Text extract -
## START

Fig. 6 ISS sputter profile of the AuTiO_x nanoparticles on the TiO₂ substrate after the activity tests. Before the ISS measurement, the nanoparticles were exposed to air when opening the μ-reactors after activity tests. (a) Survey spectra at various sputter depths (1 keV, 1 mA emission current). The black spectrum in (a) shows the reference spectrum from before activity tests. The other spectra from blue (10 cycles) to yellow (190 cycles) show the ISS spectra at every 20 ISS cycles for the sample after activity tests. All spectra have been normalized such that the Ti peak corresponds to a relative intensity of 1, to make them comparable. The inset in (a) shows a zoomed focus on how the Au signal (relative to Ti) changes with the sputter depth. It shows that the Au signal before activity tests (black) is comparable to the signal subsequent to activity tests after the first 10 cycles (marked *). To make the Au signal variation with sputter depth easier to interpret, the Au part of the spectrum has been plotted with a waterfall plot in (b). The figure shows that the Au signal first increases, and then after about 130 cycles starts to decrease again, suggesting that the Au concentration still gradually increases from the surface of the nanoparticles towards the center after activity tests.

The Au signal before activity measurements is comparable to the Au signal observed after the first 10 cycles, suggesting that the amount of Au in the outer surface of the nanoparticles is similar to before the activity tests. Furthermore, in Fig. 6b, the variation in the Au signal is shown at intervals of 20 cycles up to 190 cycles. The Au signal undergoes a steady increase with the sputter depth, suggesting that a nanoparticle structure with an increasing amount of Au towards the center of the nanoparticles is still intact after activity measurements. This observation therefore confirms that the core–shell structure is maintained after the reaction and supports the discussed hypotheses related to the possible activation mechanisms during reaction.

Stability under reactive conditions in TEM

To further characterize the structural stability, the Au and AuTiO_x nanoparticles were deposited onto SiN_x FEI NanoEx MEMS heater chips³⁵ and examined separately by HRTEM during exposure to 2 mbar O₂ and 1 mbar CO at elevated temperatures, as outlined in the ESI† Section S8. HRTEM images were acquired in an “intermittent” way at different locations that were previously unexposed to the electron beam at earlier stages of the experiment. This imaging approach suppressed contamination that was observed to accumulate in the AuTiO_x experiment for specific areas that were consecutively irradiated for prolonged periods during exposure to the reaction environment (details in ESI† Section S9).

## END

Provided data -
## START

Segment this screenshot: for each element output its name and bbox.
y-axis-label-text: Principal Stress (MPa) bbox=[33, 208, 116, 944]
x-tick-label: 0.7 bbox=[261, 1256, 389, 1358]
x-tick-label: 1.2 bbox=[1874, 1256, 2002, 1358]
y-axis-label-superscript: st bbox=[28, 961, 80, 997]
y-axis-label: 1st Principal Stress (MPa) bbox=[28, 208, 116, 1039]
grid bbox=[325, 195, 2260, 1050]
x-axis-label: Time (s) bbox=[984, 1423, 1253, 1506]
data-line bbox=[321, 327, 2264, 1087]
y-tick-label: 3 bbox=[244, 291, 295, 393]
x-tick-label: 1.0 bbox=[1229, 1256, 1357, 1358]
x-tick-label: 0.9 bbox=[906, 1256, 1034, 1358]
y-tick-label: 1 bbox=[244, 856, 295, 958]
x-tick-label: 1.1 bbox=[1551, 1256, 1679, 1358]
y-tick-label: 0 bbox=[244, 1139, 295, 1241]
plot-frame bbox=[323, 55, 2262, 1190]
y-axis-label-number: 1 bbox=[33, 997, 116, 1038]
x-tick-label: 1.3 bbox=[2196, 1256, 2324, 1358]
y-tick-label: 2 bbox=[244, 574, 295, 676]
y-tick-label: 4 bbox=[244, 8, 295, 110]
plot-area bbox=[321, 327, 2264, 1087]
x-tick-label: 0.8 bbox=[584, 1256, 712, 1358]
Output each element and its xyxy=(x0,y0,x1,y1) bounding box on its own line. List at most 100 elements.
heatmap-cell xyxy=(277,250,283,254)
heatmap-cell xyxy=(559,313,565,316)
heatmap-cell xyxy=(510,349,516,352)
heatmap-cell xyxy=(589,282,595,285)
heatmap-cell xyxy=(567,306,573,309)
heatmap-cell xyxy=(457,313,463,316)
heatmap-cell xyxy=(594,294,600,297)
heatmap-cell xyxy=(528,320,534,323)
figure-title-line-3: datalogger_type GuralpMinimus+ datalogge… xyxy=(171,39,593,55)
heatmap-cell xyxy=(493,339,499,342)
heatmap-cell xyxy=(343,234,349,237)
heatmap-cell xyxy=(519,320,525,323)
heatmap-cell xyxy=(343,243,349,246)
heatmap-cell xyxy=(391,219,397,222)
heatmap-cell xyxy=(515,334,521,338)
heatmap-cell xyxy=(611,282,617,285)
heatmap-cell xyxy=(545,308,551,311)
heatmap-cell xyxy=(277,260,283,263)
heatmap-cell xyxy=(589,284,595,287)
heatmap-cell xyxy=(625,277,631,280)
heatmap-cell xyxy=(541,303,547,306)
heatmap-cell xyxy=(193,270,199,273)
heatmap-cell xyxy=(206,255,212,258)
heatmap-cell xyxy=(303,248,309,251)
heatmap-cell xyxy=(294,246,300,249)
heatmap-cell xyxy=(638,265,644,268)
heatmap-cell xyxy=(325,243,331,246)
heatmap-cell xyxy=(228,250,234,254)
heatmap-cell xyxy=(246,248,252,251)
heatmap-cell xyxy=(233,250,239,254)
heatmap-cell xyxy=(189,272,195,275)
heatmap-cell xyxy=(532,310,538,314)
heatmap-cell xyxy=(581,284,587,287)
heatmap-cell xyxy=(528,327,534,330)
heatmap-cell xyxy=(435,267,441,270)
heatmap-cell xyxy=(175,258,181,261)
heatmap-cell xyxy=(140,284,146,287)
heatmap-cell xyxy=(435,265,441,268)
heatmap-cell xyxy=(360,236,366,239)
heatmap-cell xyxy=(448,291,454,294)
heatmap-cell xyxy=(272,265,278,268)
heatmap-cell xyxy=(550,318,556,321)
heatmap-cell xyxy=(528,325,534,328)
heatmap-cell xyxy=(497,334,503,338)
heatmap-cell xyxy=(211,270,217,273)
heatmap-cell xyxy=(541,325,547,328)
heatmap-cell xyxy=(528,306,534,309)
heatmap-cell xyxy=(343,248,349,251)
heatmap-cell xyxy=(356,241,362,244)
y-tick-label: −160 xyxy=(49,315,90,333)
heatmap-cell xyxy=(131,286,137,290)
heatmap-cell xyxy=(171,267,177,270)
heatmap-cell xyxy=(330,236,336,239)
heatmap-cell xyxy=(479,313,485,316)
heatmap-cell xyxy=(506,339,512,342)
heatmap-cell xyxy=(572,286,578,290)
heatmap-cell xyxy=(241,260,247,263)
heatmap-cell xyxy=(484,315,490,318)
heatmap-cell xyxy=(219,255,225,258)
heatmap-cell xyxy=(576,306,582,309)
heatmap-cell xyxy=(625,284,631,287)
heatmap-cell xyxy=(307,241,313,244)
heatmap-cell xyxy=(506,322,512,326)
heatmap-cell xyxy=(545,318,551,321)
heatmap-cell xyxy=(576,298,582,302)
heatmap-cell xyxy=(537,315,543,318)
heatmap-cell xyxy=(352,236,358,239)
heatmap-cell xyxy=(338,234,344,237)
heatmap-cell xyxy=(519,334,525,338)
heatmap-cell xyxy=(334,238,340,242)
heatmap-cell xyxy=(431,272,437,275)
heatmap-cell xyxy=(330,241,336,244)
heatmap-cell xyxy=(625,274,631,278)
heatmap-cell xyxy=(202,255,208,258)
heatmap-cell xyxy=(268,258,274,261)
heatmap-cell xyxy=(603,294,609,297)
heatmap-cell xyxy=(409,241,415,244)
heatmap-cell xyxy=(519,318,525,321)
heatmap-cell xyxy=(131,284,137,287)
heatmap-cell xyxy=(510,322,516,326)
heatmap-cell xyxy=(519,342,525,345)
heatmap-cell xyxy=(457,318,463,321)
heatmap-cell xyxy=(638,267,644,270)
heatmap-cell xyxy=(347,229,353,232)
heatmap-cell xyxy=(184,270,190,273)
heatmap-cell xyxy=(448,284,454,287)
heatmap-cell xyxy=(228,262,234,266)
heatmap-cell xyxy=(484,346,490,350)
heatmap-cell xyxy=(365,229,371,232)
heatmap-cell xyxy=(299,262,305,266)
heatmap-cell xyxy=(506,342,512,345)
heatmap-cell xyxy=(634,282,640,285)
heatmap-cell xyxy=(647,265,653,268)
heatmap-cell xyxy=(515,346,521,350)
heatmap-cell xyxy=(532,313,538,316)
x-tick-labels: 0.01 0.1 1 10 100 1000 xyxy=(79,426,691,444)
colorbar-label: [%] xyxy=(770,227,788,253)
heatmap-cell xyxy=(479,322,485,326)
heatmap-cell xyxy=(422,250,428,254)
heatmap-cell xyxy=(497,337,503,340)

## END

Direction 1 -
In the text on AuTiO_x nanoparticles:
(a) What emission current was used for the ISS survey spectra?
(b) After about how many ISS cycles does the Au signal start to decrease?
(c) What gas pressures were the nanoparticles exposed to during HRTEM imaging?
Direction 2 - How would the text on the stability of AuTiO_x nanoparticles go on after its last sentence? Continue it.

Output 1 -
(a) 1 mA
(b) About 130 cycles
(c) 2 mbar O₂ and 1 mbar CO

Output 2 -
Fig. 7 shows HRTEM images of the Au and AuTiO_x nanoparticles acquired during exposure to the CO oxidation reaction environments at elevated temperatures. Specifically, Fig. 7a–d show dark circular features with diameters of ∼2.1 nm matching the average diameter of Au clusters exiting the cluster source (Fig. S6, ESI†). At the lowest temperatures of 100 °C and 200 °C, visual inspection indicates that coverage, size, and shape of the nanoparticles appear similar (Fig. 7a and b). At 250 °C, a brighter contrast feature (track) is associated with a few of the nanoparticles (Fig. 7c) and at 400 °C almost all nanoparticles are associated with such tracks. Moreover, Fig. S22 (ESI†) shows tracks extending beyond an edge termination of the SiN_x support. These findings suggest that the tracks reflect filamentous materials growing between the Au nanoparticle surfaces and the SiN_x support. In this view, irregular filamentous structures in arbitrary 3D orientations can in part explain the various shapes of the tracks observed in the two-dimensional projection geometry of HRTEM imaging. HRTEM images acquired near zero defocus show lattice fringes in the filaments indicating that they are crystalline (Fig. S23, ESI†). Based on the crystallinity and distinct contrast of the filament, it is likely a material phase different from both support and nanoparticles. Further analysis is not pursued here. However, it is noted that similar filament growths have previously been reported for metal nanoparticles supported on MgO.⁴⁵

Fig. 7 Behavior of Au and AuTiO_x nanoparticles under CO oxidation conditions. HRTEM micrographs of Au nanoparticles in (a)–(d) and AuTiO_x nanoparticles in (e)–(h) acquired in situ at the indicated temperatures and during exposure to 1 mbar CO and 2 mbar O₂. The individual images are cropped from original ones taken at different locations. Image pixel size: 0.037 nm per pixel.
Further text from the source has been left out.